# 課題
以下の各行に出てくる「RuntimeError」をすべて「ValueError」に差し替え、それ以外は変えずに全行を書き直してください。

▼

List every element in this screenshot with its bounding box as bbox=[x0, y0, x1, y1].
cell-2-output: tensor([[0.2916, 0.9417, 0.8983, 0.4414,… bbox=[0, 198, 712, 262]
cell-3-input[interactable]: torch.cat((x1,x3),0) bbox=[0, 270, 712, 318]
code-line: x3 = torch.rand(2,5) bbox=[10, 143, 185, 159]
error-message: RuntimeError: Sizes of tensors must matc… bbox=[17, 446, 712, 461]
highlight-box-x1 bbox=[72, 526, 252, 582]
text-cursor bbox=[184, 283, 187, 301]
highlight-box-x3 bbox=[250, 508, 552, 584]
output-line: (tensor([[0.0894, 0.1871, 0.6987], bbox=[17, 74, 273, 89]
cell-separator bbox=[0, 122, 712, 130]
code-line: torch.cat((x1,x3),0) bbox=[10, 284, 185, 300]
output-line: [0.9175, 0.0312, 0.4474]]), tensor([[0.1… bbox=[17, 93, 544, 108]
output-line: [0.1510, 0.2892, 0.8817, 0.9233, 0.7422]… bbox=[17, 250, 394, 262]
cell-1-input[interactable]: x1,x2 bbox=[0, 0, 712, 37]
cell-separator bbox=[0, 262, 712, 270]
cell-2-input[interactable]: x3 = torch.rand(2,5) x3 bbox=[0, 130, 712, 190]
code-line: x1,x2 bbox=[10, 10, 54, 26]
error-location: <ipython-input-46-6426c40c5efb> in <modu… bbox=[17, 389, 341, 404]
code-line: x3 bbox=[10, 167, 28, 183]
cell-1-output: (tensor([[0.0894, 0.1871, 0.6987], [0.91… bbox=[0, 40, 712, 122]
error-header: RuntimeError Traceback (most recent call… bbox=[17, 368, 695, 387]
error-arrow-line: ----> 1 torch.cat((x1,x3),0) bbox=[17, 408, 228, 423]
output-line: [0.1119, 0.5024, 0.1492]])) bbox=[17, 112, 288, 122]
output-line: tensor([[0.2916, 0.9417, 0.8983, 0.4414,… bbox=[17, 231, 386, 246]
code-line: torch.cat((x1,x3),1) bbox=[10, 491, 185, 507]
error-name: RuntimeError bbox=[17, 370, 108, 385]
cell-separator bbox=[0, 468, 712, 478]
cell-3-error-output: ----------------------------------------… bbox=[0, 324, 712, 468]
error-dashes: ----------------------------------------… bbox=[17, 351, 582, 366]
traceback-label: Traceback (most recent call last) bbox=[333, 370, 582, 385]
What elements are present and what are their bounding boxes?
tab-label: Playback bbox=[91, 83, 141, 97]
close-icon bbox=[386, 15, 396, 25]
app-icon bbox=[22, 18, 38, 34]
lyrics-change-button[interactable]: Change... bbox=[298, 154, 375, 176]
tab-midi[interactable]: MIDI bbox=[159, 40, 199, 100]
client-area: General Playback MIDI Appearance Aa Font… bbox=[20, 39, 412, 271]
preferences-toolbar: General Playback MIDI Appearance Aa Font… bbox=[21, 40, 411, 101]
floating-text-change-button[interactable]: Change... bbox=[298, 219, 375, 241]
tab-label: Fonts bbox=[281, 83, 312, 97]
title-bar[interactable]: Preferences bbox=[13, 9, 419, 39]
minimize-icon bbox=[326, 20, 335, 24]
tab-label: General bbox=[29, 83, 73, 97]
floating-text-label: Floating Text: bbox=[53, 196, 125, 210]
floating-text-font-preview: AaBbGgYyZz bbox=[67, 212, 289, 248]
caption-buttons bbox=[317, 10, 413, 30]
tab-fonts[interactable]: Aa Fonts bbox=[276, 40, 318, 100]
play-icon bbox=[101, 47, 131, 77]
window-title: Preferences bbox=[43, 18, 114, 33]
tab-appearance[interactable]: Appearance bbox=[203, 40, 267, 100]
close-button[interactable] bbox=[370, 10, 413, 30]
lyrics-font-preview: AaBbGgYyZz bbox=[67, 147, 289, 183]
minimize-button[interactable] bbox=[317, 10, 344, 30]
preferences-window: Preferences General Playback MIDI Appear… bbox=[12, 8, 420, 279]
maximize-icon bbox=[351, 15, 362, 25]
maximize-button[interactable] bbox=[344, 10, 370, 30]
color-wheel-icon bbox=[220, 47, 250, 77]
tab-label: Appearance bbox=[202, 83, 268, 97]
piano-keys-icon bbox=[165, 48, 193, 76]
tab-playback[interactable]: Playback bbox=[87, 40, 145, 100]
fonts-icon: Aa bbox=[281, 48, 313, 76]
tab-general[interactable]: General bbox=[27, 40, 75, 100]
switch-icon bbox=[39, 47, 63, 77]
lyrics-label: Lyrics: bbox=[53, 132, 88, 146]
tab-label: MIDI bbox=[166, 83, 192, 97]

▲

# 解答
List every element in this screenshot with its bounding box as bbox=[x0, y0, x1, y1].
cell-2-output: tensor([[0.2916, 0.9417, 0.8983, 0.4414,… bbox=[0, 198, 712, 262]
cell-3-input[interactable]: torch.cat((x1,x3),0) bbox=[0, 270, 712, 318]
code-line: x3 = torch.rand(2,5) bbox=[10, 143, 185, 159]
error-message: ValueError: Sizes of tensors must matc… bbox=[17, 446, 712, 461]
highlight-box-x1 bbox=[72, 526, 252, 582]
text-cursor bbox=[184, 283, 187, 301]
highlight-box-x3 bbox=[250, 508, 552, 584]
output-line: (tensor([[0.0894, 0.1871, 0.6987], bbox=[17, 74, 273, 89]
cell-separator bbox=[0, 122, 712, 130]
code-line: torch.cat((x1,x3),0) bbox=[10, 284, 185, 300]
output-line: [0.9175, 0.0312, 0.4474]]), tensor([[0.1… bbox=[17, 93, 544, 108]
output-line: [0.1510, 0.2892, 0.8817, 0.9233, 0.7422]… bbox=[17, 250, 394, 262]
cell-1-input[interactable]: x1,x2 bbox=[0, 0, 712, 37]
cell-separator bbox=[0, 262, 712, 270]
cell-2-input[interactable]: x3 = torch.rand(2,5) x3 bbox=[0, 130, 712, 190]
code-line: x1,x2 bbox=[10, 10, 54, 26]
error-location: <ipython-input-46-6426c40c5efb> in <modu… bbox=[17, 389, 341, 404]
code-line: x3 bbox=[10, 167, 28, 183]
cell-1-output: (tensor([[0.0894, 0.1871, 0.6987], [0.91… bbox=[0, 40, 712, 122]
error-header: ValueError Traceback (most recent call… bbox=[17, 368, 695, 387]
error-arrow-line: ----> 1 torch.cat((x1,x3),0) bbox=[17, 408, 228, 423]
output-line: [0.1119, 0.5024, 0.1492]])) bbox=[17, 112, 288, 122]
output-line: tensor([[0.2916, 0.9417, 0.8983, 0.4414,… bbox=[17, 231, 386, 246]
code-line: torch.cat((x1,x3),1) bbox=[10, 491, 185, 507]
error-name: ValueError bbox=[17, 370, 108, 385]
cell-separator bbox=[0, 468, 712, 478]
cell-3-error-output: ----------------------------------------… bbox=[0, 324, 712, 468]
error-dashes: ----------------------------------------… bbox=[17, 351, 582, 366]
traceback-label: Traceback (most recent call last) bbox=[333, 370, 582, 385]
What elements are present and what are their bounding boxes?
tab-label: Playback bbox=[91, 83, 141, 97]
close-icon bbox=[386, 15, 396, 25]
app-icon bbox=[22, 18, 38, 34]
lyrics-change-button[interactable]: Change... bbox=[298, 154, 375, 176]
tab-midi[interactable]: MIDI bbox=[159, 40, 199, 100]
client-area: General Playback MIDI Appearance Aa Font… bbox=[20, 39, 412, 271]
preferences-toolbar: General Playback MIDI Appearance Aa Font… bbox=[21, 40, 411, 101]
floating-text-change-button[interactable]: Change... bbox=[298, 219, 375, 241]
tab-label: Fonts bbox=[281, 83, 312, 97]
title-bar[interactable]: Preferences bbox=[13, 9, 419, 39]
minimize-icon bbox=[326, 20, 335, 24]
tab-label: General bbox=[29, 83, 73, 97]
floating-text-label: Floating Text: bbox=[53, 196, 125, 210]
floating-text-font-preview: AaBbGgYyZz bbox=[67, 212, 289, 248]
caption-buttons bbox=[317, 10, 413, 30]
tab-fonts[interactable]: Aa Fonts bbox=[276, 40, 318, 100]
play-icon bbox=[101, 47, 131, 77]
window-title: Preferences bbox=[43, 18, 114, 33]
tab-appearance[interactable]: Appearance bbox=[203, 40, 267, 100]
close-button[interactable] bbox=[370, 10, 413, 30]
lyrics-font-preview: AaBbGgYyZz bbox=[67, 147, 289, 183]
minimize-button[interactable] bbox=[317, 10, 344, 30]
preferences-window: Preferences General Playback MIDI Appear… bbox=[12, 8, 420, 279]
maximize-icon bbox=[351, 15, 362, 25]
maximize-button[interactable] bbox=[344, 10, 370, 30]
color-wheel-icon bbox=[220, 47, 250, 77]
tab-label: Appearance bbox=[202, 83, 268, 97]
piano-keys-icon bbox=[165, 48, 193, 76]
tab-playback[interactable]: Playback bbox=[87, 40, 145, 100]
fonts-icon: Aa bbox=[281, 48, 313, 76]
tab-general[interactable]: General bbox=[27, 40, 75, 100]
switch-icon bbox=[39, 47, 63, 77]
lyrics-label: Lyrics: bbox=[53, 132, 88, 146]
tab-label: MIDI bbox=[166, 83, 192, 97]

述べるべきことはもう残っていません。